Texte cité:
Asier Larrañaga Ochoa de Eguileor, spécialiste des incendies de forêt au Service d'incendie et de secours de Catalogne, a été témoin de l'incendie de Solsonès en Espagne en 1998, un événement qui reste gravé dans sa mémoire car il s’est accompagné d’une prise de conscience.

«La formation théorique que j’avais reçue sur les incendies ne me préparait en rien à ce que j’ai rencontré sur le terrain. Les feux sautaient d'une vallée à l'autre. Les coupe-feu ne servaient à rien. C’est alors que j’ai compris que nous faisions face à un type de menace différent.»

Des observations ultérieures sur les incendies de forêt ont confirmé ce qu'il avait vu. De la Grèce au Chili, les incendies brûlent désormais plus vite, plus fréquemment et de manière plus imprévisible que par le passé.

D'après le service d'information de la Commission européenne, le Centre commun de recherche, plus de 60 000 feux de forêt consument chaque année en moyenne un demi-million d'hectares dans l'UE, entraînant des pertes humaines et économiques se chiffrant à environ 2 milliards d'euros.

Données fournies:
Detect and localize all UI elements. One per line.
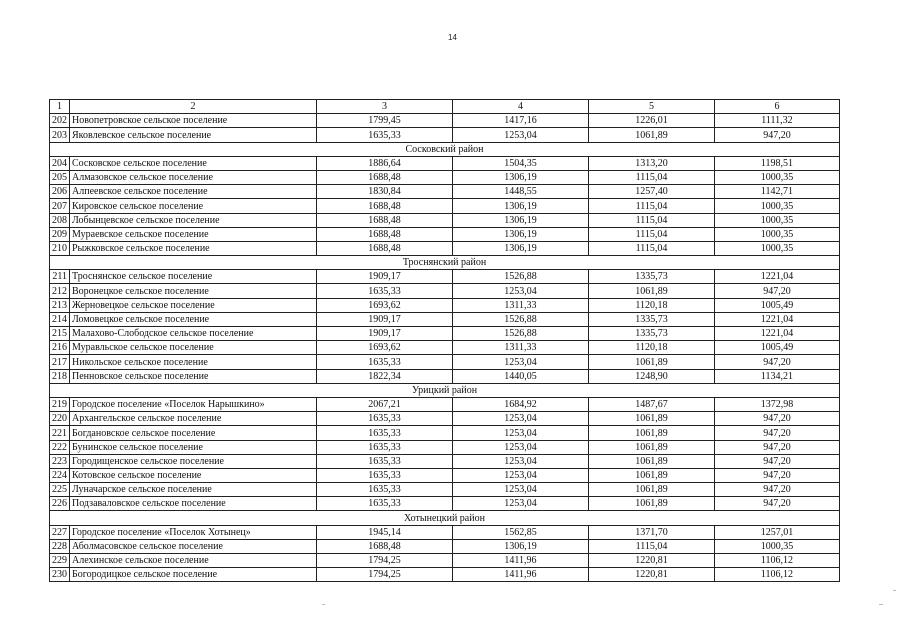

Actions à mener:
a. D'après le texte sur les incendies de forêt, à combien s'élèvent environ les pertes humaines et économiques causées chaque année par les feux de forêt dans l'UE ?
b. Poursuivez le texte sur les incendies de forêt à la suite de sa dernière phrase.

Résultats de l'exercice:
a. Environ 2 milliards d'euros.

b.
L'ampleur et la nature imprévisible de ces incendies ont mis en évidence les lacunes des techniques traditionnelles de lutte contre les incendies. C'est ici qu'entre en jeu une initiative financée par l'UE nommée FIRE-RES, qui propose une approche intersectorielle pour faire face à l'aggravation des incendies de forêt.

Un nouveau terme, «incendies de forêt extrêmes», est utilisé pour décrire ces feux qui défient les efforts de contrôle, génèrent leurs propres conditions météorologiques et se propagent à une vitesse terrifiante. Relever ce défi n’exige pas seulement d’adopter de nouvelles technologies. Cela implique également de transformer radicalement la façon dont nous nous préparons et réagissons face aux incendies.

Une nouvelle stratégie: transformer les paysages

Coordonnée par le Centre de sciences et technologies forestières de Catalogne, l'initiative FIRE-RES a bénéficié d'une subvention de 20 millions d'euros afin d'aménager des territoires résilients aux incendies en Europe et dans le monde jusqu'à la fin de l'année 2025. Le projet réunit des chercheurs d'Espagne, de Grèce et de huit autres pays de l'UE, ainsi que du Chili et de la Norvège.

Le Dr. Antoni Trasobares, directeur du Centre de sciences et technologies forestières de Catalogne et titulaire d'un doctorat en sciences et économie forestières, coordonne les efforts des chercheurs. 

«Nous devons agir sur les éléments que nous pouvons maîtriser. Nous ne pouvons modifier ni le vent ni les vagues de chaleur, mais nous pouvons transformer nos paysages pour réduire le risque que ces incendies deviennent hors de contrôle», a déclaré M. Trasobares, qui a plus de vingt ans d’expérience en gestion forestière et coordination de recherche internationale.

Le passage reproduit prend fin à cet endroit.